Copy out all the records, word for word.

(Records from a dataset)

↓↓↓

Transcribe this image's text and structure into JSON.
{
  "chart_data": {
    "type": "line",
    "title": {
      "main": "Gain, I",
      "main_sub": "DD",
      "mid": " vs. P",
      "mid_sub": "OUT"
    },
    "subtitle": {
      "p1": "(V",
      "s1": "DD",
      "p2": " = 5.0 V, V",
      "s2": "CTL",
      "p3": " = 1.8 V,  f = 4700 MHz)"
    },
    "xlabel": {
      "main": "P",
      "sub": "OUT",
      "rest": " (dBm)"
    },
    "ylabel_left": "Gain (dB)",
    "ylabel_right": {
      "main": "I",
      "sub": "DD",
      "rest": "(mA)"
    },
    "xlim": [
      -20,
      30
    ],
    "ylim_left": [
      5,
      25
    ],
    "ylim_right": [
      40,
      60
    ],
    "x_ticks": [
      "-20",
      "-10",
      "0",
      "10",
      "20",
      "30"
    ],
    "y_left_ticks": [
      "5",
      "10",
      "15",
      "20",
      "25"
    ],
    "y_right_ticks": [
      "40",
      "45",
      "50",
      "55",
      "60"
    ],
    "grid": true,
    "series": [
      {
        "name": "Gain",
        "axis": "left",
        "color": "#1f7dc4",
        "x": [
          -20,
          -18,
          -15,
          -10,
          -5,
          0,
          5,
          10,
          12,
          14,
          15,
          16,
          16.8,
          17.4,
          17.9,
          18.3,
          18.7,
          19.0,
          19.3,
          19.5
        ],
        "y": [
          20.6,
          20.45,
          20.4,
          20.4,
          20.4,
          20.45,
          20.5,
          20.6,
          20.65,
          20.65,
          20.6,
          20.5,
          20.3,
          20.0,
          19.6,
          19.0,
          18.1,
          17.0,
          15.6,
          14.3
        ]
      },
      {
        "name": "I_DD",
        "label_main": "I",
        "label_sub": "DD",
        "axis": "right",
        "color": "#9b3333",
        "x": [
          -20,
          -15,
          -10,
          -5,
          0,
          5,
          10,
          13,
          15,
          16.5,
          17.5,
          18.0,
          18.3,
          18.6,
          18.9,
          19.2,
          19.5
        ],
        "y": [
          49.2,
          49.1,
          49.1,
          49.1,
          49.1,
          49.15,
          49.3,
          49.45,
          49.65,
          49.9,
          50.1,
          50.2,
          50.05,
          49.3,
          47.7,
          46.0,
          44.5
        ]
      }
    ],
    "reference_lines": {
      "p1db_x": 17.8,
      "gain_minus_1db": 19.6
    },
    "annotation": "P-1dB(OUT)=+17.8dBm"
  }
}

↑↑↑

* [RESPONSE]:
Transcribe this image's text and structure into JSON.
{
  "chart_data": {
    "type": "line",
    "title": {
      "main": "Gain, I",
      "main_sub": "DD",
      "mid": " vs. P",
      "mid_sub": "OUT"
    },
    "subtitle": {
      "p1": "(V",
      "s1": "DD",
      "p2": " = 5.0 V, V",
      "s2": "CTL",
      "p3": " = 1.8 V,  f = 4700 MHz)"
    },
    "xlabel": {
      "main": "P",
      "sub": "OUT",
      "rest": " (dBm)"
    },
    "ylabel_left": "Gain (dB)",
    "ylabel_right": {
      "main": "I",
      "sub": "DD",
      "rest": "(mA)"
    },
    "xlim": [
      -20,
      30
    ],
    "ylim_left": [
      5,
      25
    ],
    "ylim_right": [
      40,
      60
    ],
    "x_ticks": [
      "-20",
      "-10",
      "0",
      "10",
      "20",
      "30"
    ],
    "y_left_ticks": [
      "5",
      "10",
      "15",
      "20",
      "25"
    ],
    "y_right_ticks": [
      "40",
      "45",
      "50",
      "55",
      "60"
    ],
    "grid": true,
    "series": [
      {
        "name": "Gain",
        "axis": "left",
        "color": "#1f7dc4",
        "x": [
          -20,
          -18,
          -15,
          -10,
          -5,
          0,
          5,
          10,
          12,
          14,
          15,
          16,
          16.8,
          17.4,
          17.9,
          18.3,
          18.7,
          19.0,
          19.3,
          19.5
        ],
        "y": [
          20.6,
          20.45,
          20.4,
          20.4,
          20.4,
          20.45,
          20.5,
          20.6,
          20.65,
          20.65,
          20.6,
          20.5,
          20.3,
          20.0,
          19.6,
          19.0,
          18.1,
          17.0,
          15.6,
          14.3
        ]
      },
      {
        "name": "I_DD",
        "label_main": "I",
        "label_sub": "DD",
        "axis": "right",
        "color": "#9b3333",
        "x": [
          -20,
          -15,
          -10,
          -5,
          0,
          5,
          10,
          13,
          15,
          16.5,
          17.5,
          18.0,
          18.3,
          18.6,
          18.9,
          19.2,
          19.5
        ],
        "y": [
          49.2,
          49.1,
          49.1,
          49.1,
          49.1,
          49.15,
          49.3,
          49.45,
          49.65,
          49.9,
          50.1,
          50.2,
          50.05,
          49.3,
          47.7,
          46.0,
          44.5
        ]
      }
    ],
    "reference_lines": {
      "p1db_x": 17.8,
      "gain_minus_1db": 19.6
    },
    "annotation": "P-1dB(OUT)=+17.8dBm"
  }
}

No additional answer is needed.